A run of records
= = = =

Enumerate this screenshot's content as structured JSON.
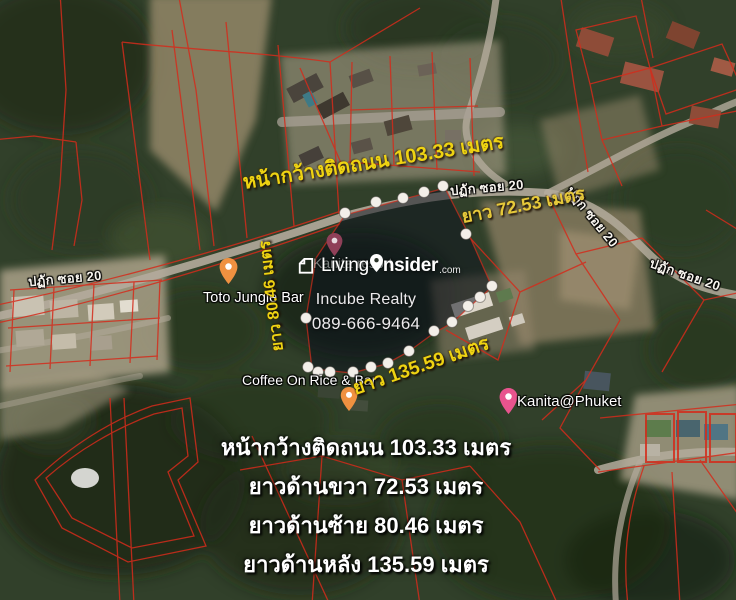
{
  "map_labels": {
    "road_name": "ปฏัก ซอย 20",
    "poi_toto": "Toto Jungle Bar",
    "poi_kanita_resort": "Kanita resort",
    "poi_coffee": "Coffee On Rice & Bar",
    "poi_kanita_phuket": "Kanita@Phuket"
  },
  "annotations": {
    "frontage": "หน้ากว้างติดถนน 103.33 เมตร",
    "side_right": "ยาว 72.53 เมตร",
    "side_left": "ยาว 80.46 เมตร",
    "side_back": "ยาว 135.59 เมตร"
  },
  "summary": {
    "lines": [
      "หน้ากว้างติดถนน 103.33 เมตร",
      "ยาวด้านขวา 72.53 เมตร",
      "ยาวด้านซ้าย 80.46 เมตร",
      "ยาวด้านหลัง 135.59 เมตร"
    ]
  },
  "watermark": {
    "brand_prefix": "Living",
    "brand_suffix": "nsider",
    "brand_tld": ".com",
    "agency": "Incube Realty",
    "phone": "089-666-9464"
  },
  "colors": {
    "parcel_line_red": "#d42c1c",
    "annotation_yellow": "#eed312",
    "plot_overlay": "rgba(12,18,28,0.52)",
    "pin_orange": "#ef9140",
    "pin_pink": "#e8548e",
    "pin_maroon": "#8f4058",
    "marker_dot": "#f3efe9"
  }
}
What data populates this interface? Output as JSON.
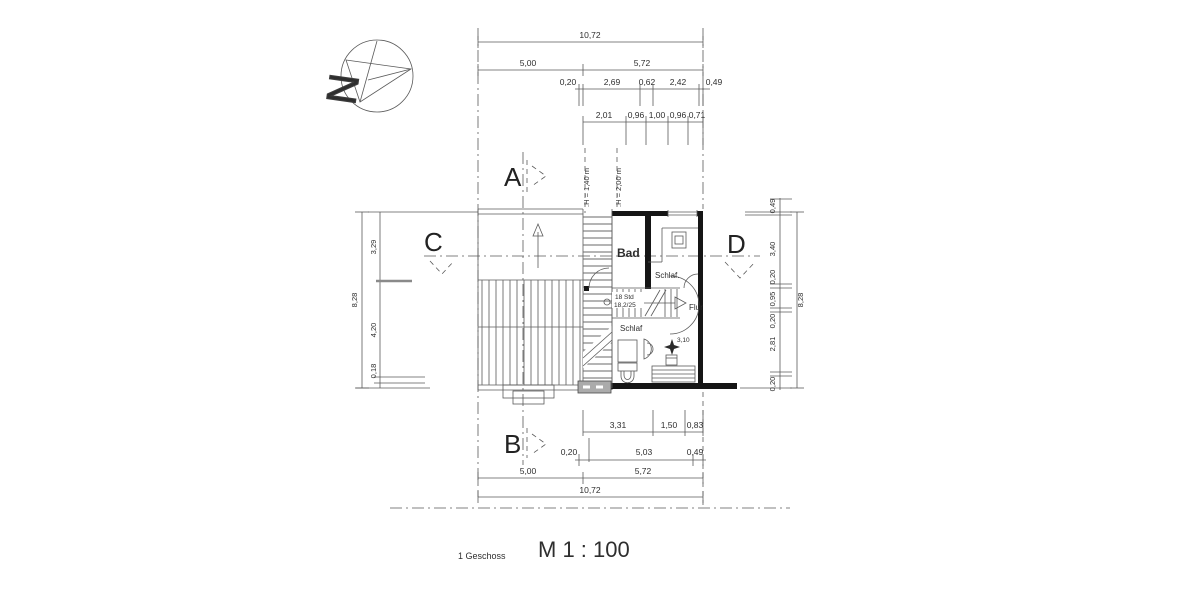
{
  "drawing": {
    "floor_label": "1 Geschoss",
    "scale_label": "M 1 : 100",
    "north_letter": "N"
  },
  "section_markers": {
    "a": "A",
    "b": "B",
    "c": "C",
    "d": "D"
  },
  "rooms": {
    "bad": "Bad",
    "schlaf_upper": "Schlaf.",
    "flur": "Flur",
    "schlaf_lower": "Schlaf"
  },
  "stair_note": {
    "line1": "18 Std",
    "line2": "18,2/25"
  },
  "heights": {
    "h1": ".H = 1,40 m",
    "h2": ".H = 2,00 m",
    "spot": "3,10"
  },
  "dimensions": {
    "top_total": "10,72",
    "top_row2": [
      "5,00",
      "5,72"
    ],
    "top_row3": [
      "0,20",
      "2,69",
      "0,62",
      "2,42",
      "0,49"
    ],
    "top_row4": [
      "2,01",
      "0,96",
      "1,00",
      "0,96",
      "0,71"
    ],
    "bottom_row1": [
      "3,31",
      "1,50",
      "0,83"
    ],
    "bottom_row2": [
      "0,20",
      "5,03",
      "0,49"
    ],
    "bottom_row3": [
      "5,00",
      "5,72"
    ],
    "bottom_total": "10,72",
    "left_total": "8,28",
    "left_segments": [
      "3,29",
      "4,20",
      "0,18"
    ],
    "right_total": "8,28",
    "right_segments": [
      "0,49",
      "3,40",
      "0,20",
      "0,95",
      "0,20",
      "2,81",
      "0,20"
    ]
  }
}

= = = =

What the task requires
In the records above, how many lines hold the string "JSON"? Reply with only the number.

Reply
2